-------- Data excerpts

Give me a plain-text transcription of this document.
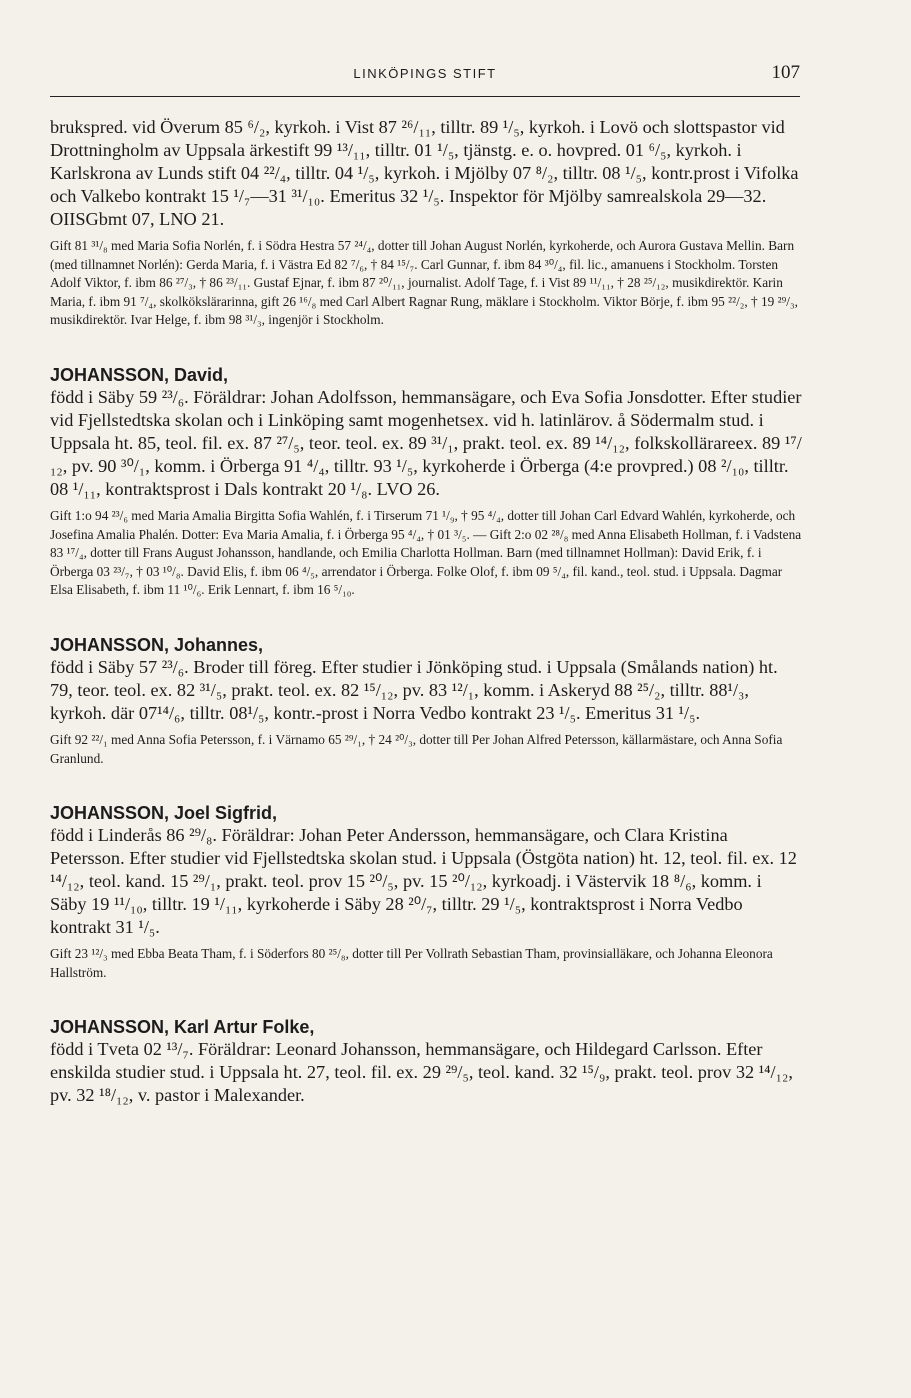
LINKÖPINGS STIFT	107

brukspred. vid Överum 85 ⁶/₂, kyrkoh. i Vist 87 ²⁶/₁₁, tilltr. 89 ¹/₅, kyrkoh. i Lovö och slottspastor vid Drottningholm av Uppsala ärkestift 99 ¹³/₁₁, tilltr. 01 ¹/₅, tjänstg. e. o. hovpred. 01 ⁶/₅, kyrkoh. i Karlskrona av Lunds stift 04 ²²/₄, tilltr. 04 ¹/₅, kyrkoh. i Mjölby 07 ⁸/₂, tilltr. 08 ¹/₅, kontr.prost i Vifolka och Valkebo kontrakt 15 ¹/₇—31 ³¹/₁₀. Emeritus 32 ¹/₅. Inspektor för Mjölby samrealskola 29—32. OIISGbmt 07, LNO 21.

Gift 81 ³¹/₈ med Maria Sofia Norlén, f. i Södra Hestra 57 ²⁴/₄, dotter till Johan August Norlén, kyrkoherde, och Aurora Gustava Mellin. Barn (med tillnamnet Norlén): Gerda Maria, f. i Västra Ed 82 ⁷/₆, † 84 ¹⁵/₇. Carl Gunnar, f. ibm 84 ³⁰/₄, fil. lic., amanuens i Stockholm. Torsten Adolf Viktor, f. ibm 86 ²⁷/₃, † 86 ²³/₁₁. Gustaf Ejnar, f. ibm 87 ²⁰/₁₁, journalist. Adolf Tage, f. i Vist 89 ¹¹/₁₁, † 28 ²⁵/₁₂, musikdirektör. Karin Maria, f. ibm 91 ⁷/₄, skolkökslärarinna, gift 26 ¹⁶/₈ med Carl Albert Ragnar Rung, mäklare i Stockholm. Viktor Börje, f. ibm 95 ²²/₂, † 19 ²⁹/₃, musikdirektör. Ivar Helge, f. ibm 98 ³¹/₃, ingenjör i Stockholm.

JOHANSSON, David,

född i Säby 59 ²³/₆. Föräldrar: Johan Adolfsson, hemmansägare, och Eva Sofia Jonsdotter. Efter studier vid Fjellstedtska skolan och i Linköping samt mogenhetsex. vid h. latinlärov. å Södermalm stud. i Uppsala ht. 85, teol. fil. ex. 87 ²⁷/₅, teor. teol. ex. 89 ³¹/₁, prakt. teol. ex. 89 ¹⁴/₁₂, folkskollärareex. 89 ¹⁷/₁₂, pv. 90 ³⁰/₁, komm. i Örberga 91 ⁴/₄, tilltr. 93 ¹/₅, kyrkoherde i Örberga (4:e provpred.) 08 ²/₁₀, tilltr. 08 ¹/₁₁, kontraktsprost i Dals kontrakt 20 ¹/₈. LVO 26.

Gift 1:o 94 ²³/₆ med Maria Amalia Birgitta Sofia Wahlén, f. i Tirserum 71 ¹/₉, † 95 ⁴/₄, dotter till Johan Carl Edvard Wahlén, kyrkoherde, och Josefina Amalia Phalén. Dotter: Eva Maria Amalia, f. i Örberga 95 ⁴/₄, † 01 ³/₅. — Gift 2:o 02 ²⁸/₈ med Anna Elisabeth Hollman, f. i Vadstena 83 ¹⁷/₄, dotter till Frans August Johansson, handlande, och Emilia Charlotta Hollman. Barn (med tillnamnet Hollman): David Erik, f. i Örberga 03 ²³/₇, † 03 ¹⁰/₈. David Elis, f. ibm 06 ⁴/₅, arrendator i Örberga. Folke Olof, f. ibm 09 ⁵/₄, fil. kand., teol. stud. i Uppsala. Dagmar Elsa Elisabeth, f. ibm 11 ¹⁰/₆. Erik Lennart, f. ibm 16 ⁵/₁₀.

JOHANSSON, Johannes,

född i Säby 57 ²³/₆. Broder till föreg. Efter studier i Jönköping stud. i Uppsala (Smålands nation) ht. 79, teor. teol. ex. 82 ³¹/₅, prakt. teol. ex. 82 ¹⁵/₁₂, pv. 83 ¹²/₁, komm. i Askeryd 88 ²⁵/₂, tilltr. 88¹/₃, kyrkoh. där 07¹⁴/₆, tilltr. 08¹/₅, kontr.-prost i Norra Vedbo kontrakt 23 ¹/₅. Emeritus 31 ¹/₅.

Gift 92 ²²/₁ med Anna Sofia Petersson, f. i Värnamo 65 ²⁹/₁, † 24 ²⁰/₃, dotter till Per Johan Alfred Petersson, källarmästare, och Anna Sofia Granlund.

JOHANSSON, Joel Sigfrid,

född i Linderås 86 ²⁹/₈. Föräldrar: Johan Peter Andersson, hemmansägare, och Clara Kristina Petersson. Efter studier vid Fjellstedtska skolan stud. i Uppsala (Östgöta nation) ht. 12, teol. fil. ex. 12 ¹⁴/₁₂, teol. kand. 15 ²⁹/₁, prakt. teol. prov 15 ²⁰/₅, pv. 15 ²⁰/₁₂, kyrkoadj. i Västervik 18 ⁸/₆, komm. i Säby 19 ¹¹/₁₀, tilltr. 19 ¹/₁₁, kyrkoherde i Säby 28 ²⁰/₇, tilltr. 29 ¹/₅, kontraktsprost i Norra Vedbo kontrakt 31 ¹/₅.

Gift 23 ¹²/₃ med Ebba Beata Tham, f. i Söderfors 80 ²⁵/₈, dotter till Per Vollrath Sebastian Tham, provinsialläkare, och Johanna Eleonora Hallström.

JOHANSSON, Karl Artur Folke,

född i Tveta 02 ¹³/₇. Föräldrar: Leonard Johansson, hemmansägare, och Hildegard Carlsson. Efter enskilda studier stud. i Uppsala ht. 27, teol. fil. ex. 29 ²⁹/₅, teol. kand. 32 ¹⁵/₉, prakt. teol. prov 32 ¹⁴/₁₂, pv. 32 ¹⁸/₁₂, v. pastor i Malexander.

----------------

● What you have to do
Reproduce the data above in full, exactly as it is, with the pictures left out.

● Right answer
Give me a plain-text transcription of this document.
LINKÖPINGS STIFT	107

brukspred. vid Överum 85 ⁶/₂, kyrkoh. i Vist 87 ²⁶/₁₁, tilltr. 89 ¹/₅, kyrkoh. i Lovö och slottspastor vid Drottningholm av Uppsala ärkestift 99 ¹³/₁₁, tilltr. 01 ¹/₅, tjänstg. e. o. hovpred. 01 ⁶/₅, kyrkoh. i Karlskrona av Lunds stift 04 ²²/₄, tilltr. 04 ¹/₅, kyrkoh. i Mjölby 07 ⁸/₂, tilltr. 08 ¹/₅, kontr.prost i Vifolka och Valkebo kontrakt 15 ¹/₇—31 ³¹/₁₀. Emeritus 32 ¹/₅. Inspektor för Mjölby samrealskola 29—32. OIISGbmt 07, LNO 21.

Gift 81 ³¹/₈ med Maria Sofia Norlén, f. i Södra Hestra 57 ²⁴/₄, dotter till Johan August Norlén, kyrkoherde, och Aurora Gustava Mellin. Barn (med tillnamnet Norlén): Gerda Maria, f. i Västra Ed 82 ⁷/₆, † 84 ¹⁵/₇. Carl Gunnar, f. ibm 84 ³⁰/₄, fil. lic., amanuens i Stockholm. Torsten Adolf Viktor, f. ibm 86 ²⁷/₃, † 86 ²³/₁₁. Gustaf Ejnar, f. ibm 87 ²⁰/₁₁, journalist. Adolf Tage, f. i Vist 89 ¹¹/₁₁, † 28 ²⁵/₁₂, musikdirektör. Karin Maria, f. ibm 91 ⁷/₄, skolkökslärarinna, gift 26 ¹⁶/₈ med Carl Albert Ragnar Rung, mäklare i Stockholm. Viktor Börje, f. ibm 95 ²²/₂, † 19 ²⁹/₃, musikdirektör. Ivar Helge, f. ibm 98 ³¹/₃, ingenjör i Stockholm.

JOHANSSON, David,

född i Säby 59 ²³/₆. Föräldrar: Johan Adolfsson, hemmansägare, och Eva Sofia Jonsdotter. Efter studier vid Fjellstedtska skolan och i Linköping samt mogenhetsex. vid h. latinlärov. å Södermalm stud. i Uppsala ht. 85, teol. fil. ex. 87 ²⁷/₅, teor. teol. ex. 89 ³¹/₁, prakt. teol. ex. 89 ¹⁴/₁₂, folkskollärareex. 89 ¹⁷/₁₂, pv. 90 ³⁰/₁, komm. i Örberga 91 ⁴/₄, tilltr. 93 ¹/₅, kyrkoherde i Örberga (4:e provpred.) 08 ²/₁₀, tilltr. 08 ¹/₁₁, kontraktsprost i Dals kontrakt 20 ¹/₈. LVO 26.

Gift 1:o 94 ²³/₆ med Maria Amalia Birgitta Sofia Wahlén, f. i Tirserum 71 ¹/₉, † 95 ⁴/₄, dotter till Johan Carl Edvard Wahlén, kyrkoherde, och Josefina Amalia Phalén. Dotter: Eva Maria Amalia, f. i Örberga 95 ⁴/₄, † 01 ³/₅. — Gift 2:o 02 ²⁸/₈ med Anna Elisabeth Hollman, f. i Vadstena 83 ¹⁷/₄, dotter till Frans August Johansson, handlande, och Emilia Charlotta Hollman. Barn (med tillnamnet Hollman): David Erik, f. i Örberga 03 ²³/₇, † 03 ¹⁰/₈. David Elis, f. ibm 06 ⁴/₅, arrendator i Örberga. Folke Olof, f. ibm 09 ⁵/₄, fil. kand., teol. stud. i Uppsala. Dagmar Elsa Elisabeth, f. ibm 11 ¹⁰/₆. Erik Lennart, f. ibm 16 ⁵/₁₀.

JOHANSSON, Johannes,

född i Säby 57 ²³/₆. Broder till föreg. Efter studier i Jönköping stud. i Uppsala (Smålands nation) ht. 79, teor. teol. ex. 82 ³¹/₅, prakt. teol. ex. 82 ¹⁵/₁₂, pv. 83 ¹²/₁, komm. i Askeryd 88 ²⁵/₂, tilltr. 88¹/₃, kyrkoh. där 07¹⁴/₆, tilltr. 08¹/₅, kontr.-prost i Norra Vedbo kontrakt 23 ¹/₅. Emeritus 31 ¹/₅.

Gift 92 ²²/₁ med Anna Sofia Petersson, f. i Värnamo 65 ²⁹/₁, † 24 ²⁰/₃, dotter till Per Johan Alfred Petersson, källarmästare, och Anna Sofia Granlund.

JOHANSSON, Joel Sigfrid,

född i Linderås 86 ²⁹/₈. Föräldrar: Johan Peter Andersson, hemmansägare, och Clara Kristina Petersson. Efter studier vid Fjellstedtska skolan stud. i Uppsala (Östgöta nation) ht. 12, teol. fil. ex. 12 ¹⁴/₁₂, teol. kand. 15 ²⁹/₁, prakt. teol. prov 15 ²⁰/₅, pv. 15 ²⁰/₁₂, kyrkoadj. i Västervik 18 ⁸/₆, komm. i Säby 19 ¹¹/₁₀, tilltr. 19 ¹/₁₁, kyrkoherde i Säby 28 ²⁰/₇, tilltr. 29 ¹/₅, kontraktsprost i Norra Vedbo kontrakt 31 ¹/₅.

Gift 23 ¹²/₃ med Ebba Beata Tham, f. i Söderfors 80 ²⁵/₈, dotter till Per Vollrath Sebastian Tham, provinsialläkare, och Johanna Eleonora Hallström.

JOHANSSON, Karl Artur Folke,

född i Tveta 02 ¹³/₇. Föräldrar: Leonard Johansson, hemmansägare, och Hildegard Carlsson. Efter enskilda studier stud. i Uppsala ht. 27, teol. fil. ex. 29 ²⁹/₅, teol. kand. 32 ¹⁵/₉, prakt. teol. prov 32 ¹⁴/₁₂, pv. 32 ¹⁸/₁₂, v. pastor i Malexander.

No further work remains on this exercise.